▼
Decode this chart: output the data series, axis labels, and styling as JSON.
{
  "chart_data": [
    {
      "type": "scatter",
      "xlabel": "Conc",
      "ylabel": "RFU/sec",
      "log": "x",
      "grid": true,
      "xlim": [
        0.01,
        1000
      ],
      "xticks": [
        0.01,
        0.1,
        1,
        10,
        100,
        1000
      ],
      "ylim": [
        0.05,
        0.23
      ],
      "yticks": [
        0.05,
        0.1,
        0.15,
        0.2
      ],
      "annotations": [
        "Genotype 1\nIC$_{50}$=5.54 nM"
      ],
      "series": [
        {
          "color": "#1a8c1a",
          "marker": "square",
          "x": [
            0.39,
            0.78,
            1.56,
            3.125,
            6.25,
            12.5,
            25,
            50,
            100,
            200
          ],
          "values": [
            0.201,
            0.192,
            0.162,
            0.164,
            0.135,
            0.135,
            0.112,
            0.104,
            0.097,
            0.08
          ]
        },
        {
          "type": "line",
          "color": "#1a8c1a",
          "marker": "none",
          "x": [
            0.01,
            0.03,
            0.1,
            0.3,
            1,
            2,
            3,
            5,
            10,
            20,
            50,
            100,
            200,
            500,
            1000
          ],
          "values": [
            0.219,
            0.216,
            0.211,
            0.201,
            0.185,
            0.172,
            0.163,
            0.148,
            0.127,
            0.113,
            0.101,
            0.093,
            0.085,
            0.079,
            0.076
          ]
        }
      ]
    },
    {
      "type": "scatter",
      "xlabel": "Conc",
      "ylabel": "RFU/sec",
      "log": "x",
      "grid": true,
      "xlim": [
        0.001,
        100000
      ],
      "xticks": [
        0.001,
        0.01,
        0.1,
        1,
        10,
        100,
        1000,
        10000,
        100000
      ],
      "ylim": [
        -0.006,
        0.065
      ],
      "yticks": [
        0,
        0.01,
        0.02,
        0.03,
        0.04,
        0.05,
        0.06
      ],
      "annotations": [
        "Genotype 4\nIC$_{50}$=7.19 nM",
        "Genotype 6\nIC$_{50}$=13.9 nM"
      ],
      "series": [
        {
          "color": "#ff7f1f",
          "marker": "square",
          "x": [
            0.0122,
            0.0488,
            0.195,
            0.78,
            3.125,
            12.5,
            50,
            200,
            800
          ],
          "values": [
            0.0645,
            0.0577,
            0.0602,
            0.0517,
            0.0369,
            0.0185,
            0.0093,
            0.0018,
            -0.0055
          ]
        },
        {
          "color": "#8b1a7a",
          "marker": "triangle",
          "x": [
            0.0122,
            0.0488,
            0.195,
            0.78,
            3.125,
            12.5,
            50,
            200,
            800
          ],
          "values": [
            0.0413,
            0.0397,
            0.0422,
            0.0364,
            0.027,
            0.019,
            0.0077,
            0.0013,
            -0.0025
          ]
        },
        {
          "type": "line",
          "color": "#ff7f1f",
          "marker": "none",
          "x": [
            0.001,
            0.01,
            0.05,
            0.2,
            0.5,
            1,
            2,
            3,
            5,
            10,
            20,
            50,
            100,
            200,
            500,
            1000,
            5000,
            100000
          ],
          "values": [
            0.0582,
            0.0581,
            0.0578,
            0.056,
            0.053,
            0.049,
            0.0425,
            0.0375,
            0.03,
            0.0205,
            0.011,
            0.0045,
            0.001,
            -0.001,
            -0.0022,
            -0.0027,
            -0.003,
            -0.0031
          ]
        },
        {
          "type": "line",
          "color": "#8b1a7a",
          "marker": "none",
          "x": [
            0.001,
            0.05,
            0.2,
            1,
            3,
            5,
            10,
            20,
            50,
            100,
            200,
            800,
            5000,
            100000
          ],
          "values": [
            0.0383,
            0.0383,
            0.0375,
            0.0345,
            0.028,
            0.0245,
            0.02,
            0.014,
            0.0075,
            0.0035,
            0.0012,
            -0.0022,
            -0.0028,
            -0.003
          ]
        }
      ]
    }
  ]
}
▲
> _TASK DETAILS_
Return each entry from above without altering a single character.

> _TASK SOLUTION_
Decode this chart: output the data series, axis labels, and styling as JSON.
{
  "chart_data": [
    {
      "type": "scatter",
      "xlabel": "Conc",
      "ylabel": "RFU/sec",
      "log": "x",
      "grid": true,
      "xlim": [
        0.01,
        1000
      ],
      "xticks": [
        0.01,
        0.1,
        1,
        10,
        100,
        1000
      ],
      "ylim": [
        0.05,
        0.23
      ],
      "yticks": [
        0.05,
        0.1,
        0.15,
        0.2
      ],
      "annotations": [
        "Genotype 1\nIC$_{50}$=5.54 nM"
      ],
      "series": [
        {
          "color": "#1a8c1a",
          "marker": "square",
          "x": [
            0.39,
            0.78,
            1.56,
            3.125,
            6.25,
            12.5,
            25,
            50,
            100,
            200
          ],
          "values": [
            0.201,
            0.192,
            0.162,
            0.164,
            0.135,
            0.135,
            0.112,
            0.104,
            0.097,
            0.08
          ]
        },
        {
          "type": "line",
          "color": "#1a8c1a",
          "marker": "none",
          "x": [
            0.01,
            0.03,
            0.1,
            0.3,
            1,
            2,
            3,
            5,
            10,
            20,
            50,
            100,
            200,
            500,
            1000
          ],
          "values": [
            0.219,
            0.216,
            0.211,
            0.201,
            0.185,
            0.172,
            0.163,
            0.148,
            0.127,
            0.113,
            0.101,
            0.093,
            0.085,
            0.079,
            0.076
          ]
        }
      ]
    },
    {
      "type": "scatter",
      "xlabel": "Conc",
      "ylabel": "RFU/sec",
      "log": "x",
      "grid": true,
      "xlim": [
        0.001,
        100000
      ],
      "xticks": [
        0.001,
        0.01,
        0.1,
        1,
        10,
        100,
        1000,
        10000,
        100000
      ],
      "ylim": [
        -0.006,
        0.065
      ],
      "yticks": [
        0,
        0.01,
        0.02,
        0.03,
        0.04,
        0.05,
        0.06
      ],
      "annotations": [
        "Genotype 4\nIC$_{50}$=7.19 nM",
        "Genotype 6\nIC$_{50}$=13.9 nM"
      ],
      "series": [
        {
          "color": "#ff7f1f",
          "marker": "square",
          "x": [
            0.0122,
            0.0488,
            0.195,
            0.78,
            3.125,
            12.5,
            50,
            200,
            800
          ],
          "values": [
            0.0645,
            0.0577,
            0.0602,
            0.0517,
            0.0369,
            0.0185,
            0.0093,
            0.0018,
            -0.0055
          ]
        },
        {
          "color": "#8b1a7a",
          "marker": "triangle",
          "x": [
            0.0122,
            0.0488,
            0.195,
            0.78,
            3.125,
            12.5,
            50,
            200,
            800
          ],
          "values": [
            0.0413,
            0.0397,
            0.0422,
            0.0364,
            0.027,
            0.019,
            0.0077,
            0.0013,
            -0.0025
          ]
        },
        {
          "type": "line",
          "color": "#ff7f1f",
          "marker": "none",
          "x": [
            0.001,
            0.01,
            0.05,
            0.2,
            0.5,
            1,
            2,
            3,
            5,
            10,
            20,
            50,
            100,
            200,
            500,
            1000,
            5000,
            100000
          ],
          "values": [
            0.0582,
            0.0581,
            0.0578,
            0.056,
            0.053,
            0.049,
            0.0425,
            0.0375,
            0.03,
            0.0205,
            0.011,
            0.0045,
            0.001,
            -0.001,
            -0.0022,
            -0.0027,
            -0.003,
            -0.0031
          ]
        },
        {
          "type": "line",
          "color": "#8b1a7a",
          "marker": "none",
          "x": [
            0.001,
            0.05,
            0.2,
            1,
            3,
            5,
            10,
            20,
            50,
            100,
            200,
            800,
            5000,
            100000
          ],
          "values": [
            0.0383,
            0.0383,
            0.0375,
            0.0345,
            0.028,
            0.0245,
            0.02,
            0.014,
            0.0075,
            0.0035,
            0.0012,
            -0.0022,
            -0.0028,
            -0.003
          ]
        }
      ]
    }
  ]
}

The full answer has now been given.